The request: Repeat every record below exactly as it appears.

Task data:
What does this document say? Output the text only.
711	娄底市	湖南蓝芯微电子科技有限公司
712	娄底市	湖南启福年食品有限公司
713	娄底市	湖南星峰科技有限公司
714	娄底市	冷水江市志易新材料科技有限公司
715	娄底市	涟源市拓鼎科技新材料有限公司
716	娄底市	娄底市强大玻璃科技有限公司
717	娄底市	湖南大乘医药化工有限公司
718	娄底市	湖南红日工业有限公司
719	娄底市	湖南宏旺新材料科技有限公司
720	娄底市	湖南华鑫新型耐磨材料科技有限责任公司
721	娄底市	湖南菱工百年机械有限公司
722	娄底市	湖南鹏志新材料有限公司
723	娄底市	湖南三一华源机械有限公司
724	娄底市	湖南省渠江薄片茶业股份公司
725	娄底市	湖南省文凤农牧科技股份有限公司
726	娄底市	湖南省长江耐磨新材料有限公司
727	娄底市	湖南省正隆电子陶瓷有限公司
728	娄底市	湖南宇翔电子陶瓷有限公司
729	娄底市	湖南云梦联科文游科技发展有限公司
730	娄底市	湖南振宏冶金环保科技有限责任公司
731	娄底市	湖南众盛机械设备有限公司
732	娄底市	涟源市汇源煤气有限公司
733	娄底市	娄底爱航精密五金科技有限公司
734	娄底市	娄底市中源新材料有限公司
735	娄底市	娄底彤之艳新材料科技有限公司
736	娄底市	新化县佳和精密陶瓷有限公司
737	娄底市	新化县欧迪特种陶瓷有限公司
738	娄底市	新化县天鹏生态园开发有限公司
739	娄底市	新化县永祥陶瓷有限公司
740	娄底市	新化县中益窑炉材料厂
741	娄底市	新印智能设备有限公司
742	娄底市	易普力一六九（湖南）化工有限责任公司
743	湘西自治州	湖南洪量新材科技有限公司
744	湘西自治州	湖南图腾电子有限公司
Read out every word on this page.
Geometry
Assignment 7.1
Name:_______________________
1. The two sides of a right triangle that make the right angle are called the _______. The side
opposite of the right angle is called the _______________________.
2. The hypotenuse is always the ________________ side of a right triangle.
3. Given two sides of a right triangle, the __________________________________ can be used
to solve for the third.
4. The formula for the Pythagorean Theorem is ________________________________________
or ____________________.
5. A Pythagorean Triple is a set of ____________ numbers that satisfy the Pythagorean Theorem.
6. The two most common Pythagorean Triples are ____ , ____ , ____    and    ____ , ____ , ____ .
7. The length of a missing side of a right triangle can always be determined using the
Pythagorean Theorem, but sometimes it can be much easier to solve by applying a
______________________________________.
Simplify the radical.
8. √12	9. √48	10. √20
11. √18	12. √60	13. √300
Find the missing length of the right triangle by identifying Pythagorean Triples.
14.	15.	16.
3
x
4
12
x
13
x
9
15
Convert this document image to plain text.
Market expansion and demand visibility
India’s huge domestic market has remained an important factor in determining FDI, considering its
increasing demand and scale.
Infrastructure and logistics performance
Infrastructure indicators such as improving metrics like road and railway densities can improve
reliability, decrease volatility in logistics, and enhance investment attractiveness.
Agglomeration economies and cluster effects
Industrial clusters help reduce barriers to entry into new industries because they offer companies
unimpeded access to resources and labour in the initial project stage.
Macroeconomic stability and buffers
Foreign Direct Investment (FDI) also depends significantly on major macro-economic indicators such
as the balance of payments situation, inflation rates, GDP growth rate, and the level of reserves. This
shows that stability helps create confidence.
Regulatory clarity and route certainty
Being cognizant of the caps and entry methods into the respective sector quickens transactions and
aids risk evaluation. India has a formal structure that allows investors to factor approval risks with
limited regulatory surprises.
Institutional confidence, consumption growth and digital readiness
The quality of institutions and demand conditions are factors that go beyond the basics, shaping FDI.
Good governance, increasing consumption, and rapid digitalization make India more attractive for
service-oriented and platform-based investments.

Answer for this exercise:
What does this document say? Output the text only.
711	娄底市	湖南蓝芯微电子科技有限公司
712	娄底市	湖南启福年食品有限公司
713	娄底市	湖南星峰科技有限公司
714	娄底市	冷水江市志易新材料科技有限公司
715	娄底市	涟源市拓鼎科技新材料有限公司
716	娄底市	娄底市强大玻璃科技有限公司
717	娄底市	湖南大乘医药化工有限公司
718	娄底市	湖南红日工业有限公司
719	娄底市	湖南宏旺新材料科技有限公司
720	娄底市	湖南华鑫新型耐磨材料科技有限责任公司
721	娄底市	湖南菱工百年机械有限公司
722	娄底市	湖南鹏志新材料有限公司
723	娄底市	湖南三一华源机械有限公司
724	娄底市	湖南省渠江薄片茶业股份公司
725	娄底市	湖南省文凤农牧科技股份有限公司
726	娄底市	湖南省长江耐磨新材料有限公司
727	娄底市	湖南省正隆电子陶瓷有限公司
728	娄底市	湖南宇翔电子陶瓷有限公司
729	娄底市	湖南云梦联科文游科技发展有限公司
730	娄底市	湖南振宏冶金环保科技有限责任公司
731	娄底市	湖南众盛机械设备有限公司
732	娄底市	涟源市汇源煤气有限公司
733	娄底市	娄底爱航精密五金科技有限公司
734	娄底市	娄底市中源新材料有限公司
735	娄底市	娄底彤之艳新材料科技有限公司
736	娄底市	新化县佳和精密陶瓷有限公司
737	娄底市	新化县欧迪特种陶瓷有限公司
738	娄底市	新化县天鹏生态园开发有限公司
739	娄底市	新化县永祥陶瓷有限公司
740	娄底市	新化县中益窑炉材料厂
741	娄底市	新印智能设备有限公司
742	娄底市	易普力一六九（湖南）化工有限责任公司
743	湘西自治州	湖南洪量新材科技有限公司
744	湘西自治州	湖南图腾电子有限公司
Read out every word on this page.
Geometry
Assignment 7.1
Name:_______________________
1. The two sides of a right triangle that make the right angle are called the _______. The side
opposite of the right angle is called the _______________________.
2. The hypotenuse is always the ________________ side of a right triangle.
3. Given two sides of a right triangle, the __________________________________ can be used
to solve for the third.
4. The formula for the Pythagorean Theorem is ________________________________________
or ____________________.
5. A Pythagorean Triple is a set of ____________ numbers that satisfy the Pythagorean Theorem.
6. The two most common Pythagorean Triples are ____ , ____ , ____    and    ____ , ____ , ____ .
7. The length of a missing side of a right triangle can always be determined using the
Pythagorean Theorem, but sometimes it can be much easier to solve by applying a
______________________________________.
Simplify the radical.
8. √12	9. √48	10. √20
11. √18	12. √60	13. √300
Find the missing length of the right triangle by identifying Pythagorean Triples.
14.	15.	16.
3
x
4
12
x
13
x
9
15
Convert this document image to plain text.
Market expansion and demand visibility
India’s huge domestic market has remained an important factor in determining FDI, considering its
increasing demand and scale.
Infrastructure and logistics performance
Infrastructure indicators such as improving metrics like road and railway densities can improve
reliability, decrease volatility in logistics, and enhance investment attractiveness.
Agglomeration economies and cluster effects
Industrial clusters help reduce barriers to entry into new industries because they offer companies
unimpeded access to resources and labour in the initial project stage.
Macroeconomic stability and buffers
Foreign Direct Investment (FDI) also depends significantly on major macro-economic indicators such
as the balance of payments situation, inflation rates, GDP growth rate, and the level of reserves. This
shows that stability helps create confidence.
Regulatory clarity and route certainty
Being cognizant of the caps and entry methods into the respective sector quickens transactions and
aids risk evaluation. India has a formal structure that allows investors to factor approval risks with
limited regulatory surprises.
Institutional confidence, consumption growth and digital readiness
The quality of institutions and demand conditions are factors that go beyond the basics, shaping FDI.
Good governance, increasing consumption, and rapid digitalization make India more attractive for
service-oriented and platform-based investments.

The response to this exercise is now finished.